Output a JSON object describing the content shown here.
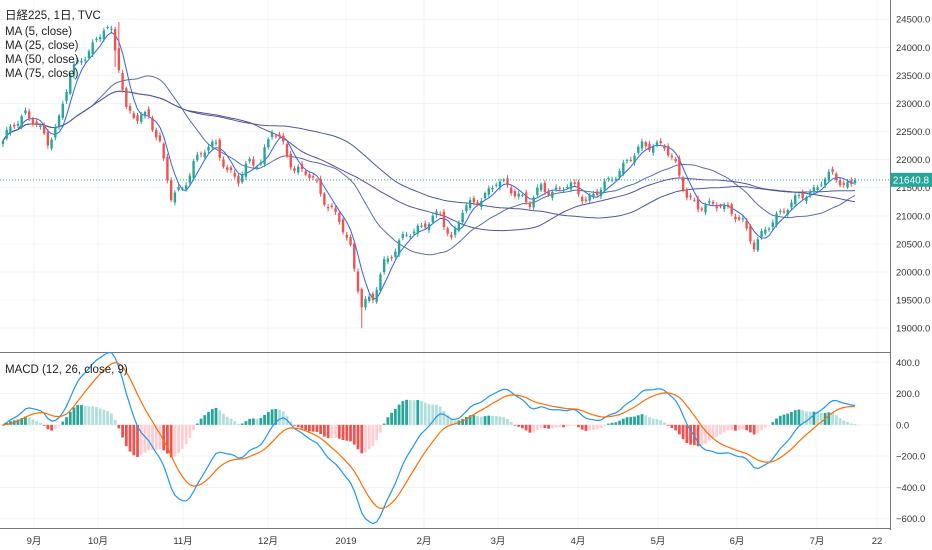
{
  "legend": {
    "symbol": "日経225, 1日, TVC",
    "ma5": "MA (5, close)",
    "ma25": "MA (25, close)",
    "ma50": "MA (50, close)",
    "ma75": "MA (75, close)",
    "macd": "MACD (12, 26, close, 9)"
  },
  "price_label": "21640.8",
  "colors": {
    "up": "#26a69a",
    "down": "#ef5350",
    "ma5": "#2962ff",
    "ma25": "#5b6ea6",
    "ma50": "#5c4ea8",
    "ma75": "#4a5a9a",
    "macd": "#2196f3",
    "signal": "#ff6d00",
    "hist_up_strong": "#26a69a",
    "hist_up_weak": "#b2dfdb",
    "hist_dn_strong": "#ef5350",
    "hist_dn_weak": "#ffcdd2",
    "price_line": "#26a69a"
  },
  "chart_data": [
    {
      "type": "candlestick",
      "y_ticks": [
        "24500.0",
        "24000.0",
        "23500.0",
        "23000.0",
        "22500.0",
        "22000.0",
        "21500.0",
        "21000.0",
        "20500.0",
        "20000.0",
        "19500.0",
        "19000.0"
      ],
      "ylim": [
        18700,
        24700
      ],
      "x_ticks": [
        "9月",
        "10月",
        "11月",
        "12月",
        "2019",
        "2月",
        "3月",
        "4月",
        "5月",
        "6月",
        "7月",
        "22"
      ],
      "last_price": 21640.8,
      "anchors": [
        [
          0,
          22300
        ],
        [
          3,
          22650
        ],
        [
          6,
          22850
        ],
        [
          9,
          22600
        ],
        [
          12,
          22300
        ],
        [
          15,
          22750
        ],
        [
          18,
          23500
        ],
        [
          21,
          23800
        ],
        [
          24,
          24050
        ],
        [
          27,
          24300
        ],
        [
          29,
          24250
        ],
        [
          31,
          23700
        ],
        [
          33,
          22900
        ],
        [
          36,
          22700
        ],
        [
          39,
          22800
        ],
        [
          42,
          22300
        ],
        [
          45,
          21300
        ],
        [
          48,
          21500
        ],
        [
          51,
          21950
        ],
        [
          54,
          22150
        ],
        [
          57,
          22300
        ],
        [
          60,
          21800
        ],
        [
          63,
          21600
        ],
        [
          66,
          22000
        ],
        [
          69,
          21950
        ],
        [
          72,
          22500
        ],
        [
          75,
          22300
        ],
        [
          78,
          21800
        ],
        [
          81,
          21750
        ],
        [
          84,
          21600
        ],
        [
          87,
          21150
        ],
        [
          90,
          20900
        ],
        [
          93,
          20450
        ],
        [
          96,
          19400
        ],
        [
          99,
          19500
        ],
        [
          102,
          20200
        ],
        [
          105,
          20400
        ],
        [
          108,
          20650
        ],
        [
          111,
          20800
        ],
        [
          114,
          20900
        ],
        [
          117,
          21000
        ],
        [
          120,
          20600
        ],
        [
          123,
          21100
        ],
        [
          126,
          21200
        ],
        [
          129,
          21400
        ],
        [
          132,
          21600
        ],
        [
          135,
          21500
        ],
        [
          138,
          21400
        ],
        [
          141,
          21200
        ],
        [
          144,
          21500
        ],
        [
          147,
          21450
        ],
        [
          150,
          21500
        ],
        [
          153,
          21500
        ],
        [
          156,
          21300
        ],
        [
          159,
          21400
        ],
        [
          162,
          21600
        ],
        [
          165,
          21850
        ],
        [
          168,
          22000
        ],
        [
          171,
          22250
        ],
        [
          174,
          22300
        ],
        [
          177,
          22200
        ],
        [
          180,
          21900
        ],
        [
          183,
          21400
        ],
        [
          186,
          21100
        ],
        [
          189,
          21200
        ],
        [
          192,
          21250
        ],
        [
          195,
          21000
        ],
        [
          198,
          20900
        ],
        [
          201,
          20500
        ],
        [
          204,
          20700
        ],
        [
          207,
          21000
        ],
        [
          210,
          21200
        ],
        [
          213,
          21300
        ],
        [
          216,
          21400
        ],
        [
          219,
          21650
        ],
        [
          222,
          21700
        ],
        [
          225,
          21550
        ],
        [
          228,
          21640
        ]
      ]
    },
    {
      "type": "macd",
      "y_ticks": [
        "400.0",
        "200.0",
        "0.0",
        "−200.0",
        "−400.0",
        "−600.0"
      ],
      "ylim": [
        -640,
        440
      ],
      "fast": 12,
      "slow": 26,
      "signal": 9
    }
  ]
}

★ ★ ★ ★ ★

Copy the data exactly. Any picture it contains is to be omitted.

## [Written reply]
Output a JSON object describing the content shown here.
{
  "legend": {
    "symbol": "日経225, 1日, TVC",
    "ma5": "MA (5, close)",
    "ma25": "MA (25, close)",
    "ma50": "MA (50, close)",
    "ma75": "MA (75, close)",
    "macd": "MACD (12, 26, close, 9)"
  },
  "price_label": "21640.8",
  "colors": {
    "up": "#26a69a",
    "down": "#ef5350",
    "ma5": "#2962ff",
    "ma25": "#5b6ea6",
    "ma50": "#5c4ea8",
    "ma75": "#4a5a9a",
    "macd": "#2196f3",
    "signal": "#ff6d00",
    "hist_up_strong": "#26a69a",
    "hist_up_weak": "#b2dfdb",
    "hist_dn_strong": "#ef5350",
    "hist_dn_weak": "#ffcdd2",
    "price_line": "#26a69a"
  },
  "chart_data": [
    {
      "type": "candlestick",
      "y_ticks": [
        "24500.0",
        "24000.0",
        "23500.0",
        "23000.0",
        "22500.0",
        "22000.0",
        "21500.0",
        "21000.0",
        "20500.0",
        "20000.0",
        "19500.0",
        "19000.0"
      ],
      "ylim": [
        18700,
        24700
      ],
      "x_ticks": [
        "9月",
        "10月",
        "11月",
        "12月",
        "2019",
        "2月",
        "3月",
        "4月",
        "5月",
        "6月",
        "7月",
        "22"
      ],
      "last_price": 21640.8,
      "anchors": [
        [
          0,
          22300
        ],
        [
          3,
          22650
        ],
        [
          6,
          22850
        ],
        [
          9,
          22600
        ],
        [
          12,
          22300
        ],
        [
          15,
          22750
        ],
        [
          18,
          23500
        ],
        [
          21,
          23800
        ],
        [
          24,
          24050
        ],
        [
          27,
          24300
        ],
        [
          29,
          24250
        ],
        [
          31,
          23700
        ],
        [
          33,
          22900
        ],
        [
          36,
          22700
        ],
        [
          39,
          22800
        ],
        [
          42,
          22300
        ],
        [
          45,
          21300
        ],
        [
          48,
          21500
        ],
        [
          51,
          21950
        ],
        [
          54,
          22150
        ],
        [
          57,
          22300
        ],
        [
          60,
          21800
        ],
        [
          63,
          21600
        ],
        [
          66,
          22000
        ],
        [
          69,
          21950
        ],
        [
          72,
          22500
        ],
        [
          75,
          22300
        ],
        [
          78,
          21800
        ],
        [
          81,
          21750
        ],
        [
          84,
          21600
        ],
        [
          87,
          21150
        ],
        [
          90,
          20900
        ],
        [
          93,
          20450
        ],
        [
          96,
          19400
        ],
        [
          99,
          19500
        ],
        [
          102,
          20200
        ],
        [
          105,
          20400
        ],
        [
          108,
          20650
        ],
        [
          111,
          20800
        ],
        [
          114,
          20900
        ],
        [
          117,
          21000
        ],
        [
          120,
          20600
        ],
        [
          123,
          21100
        ],
        [
          126,
          21200
        ],
        [
          129,
          21400
        ],
        [
          132,
          21600
        ],
        [
          135,
          21500
        ],
        [
          138,
          21400
        ],
        [
          141,
          21200
        ],
        [
          144,
          21500
        ],
        [
          147,
          21450
        ],
        [
          150,
          21500
        ],
        [
          153,
          21500
        ],
        [
          156,
          21300
        ],
        [
          159,
          21400
        ],
        [
          162,
          21600
        ],
        [
          165,
          21850
        ],
        [
          168,
          22000
        ],
        [
          171,
          22250
        ],
        [
          174,
          22300
        ],
        [
          177,
          22200
        ],
        [
          180,
          21900
        ],
        [
          183,
          21400
        ],
        [
          186,
          21100
        ],
        [
          189,
          21200
        ],
        [
          192,
          21250
        ],
        [
          195,
          21000
        ],
        [
          198,
          20900
        ],
        [
          201,
          20500
        ],
        [
          204,
          20700
        ],
        [
          207,
          21000
        ],
        [
          210,
          21200
        ],
        [
          213,
          21300
        ],
        [
          216,
          21400
        ],
        [
          219,
          21650
        ],
        [
          222,
          21700
        ],
        [
          225,
          21550
        ],
        [
          228,
          21640
        ]
      ]
    },
    {
      "type": "macd",
      "y_ticks": [
        "400.0",
        "200.0",
        "0.0",
        "−200.0",
        "−400.0",
        "−600.0"
      ],
      "ylim": [
        -640,
        440
      ],
      "fast": 12,
      "slow": 26,
      "signal": 9
    }
  ]
}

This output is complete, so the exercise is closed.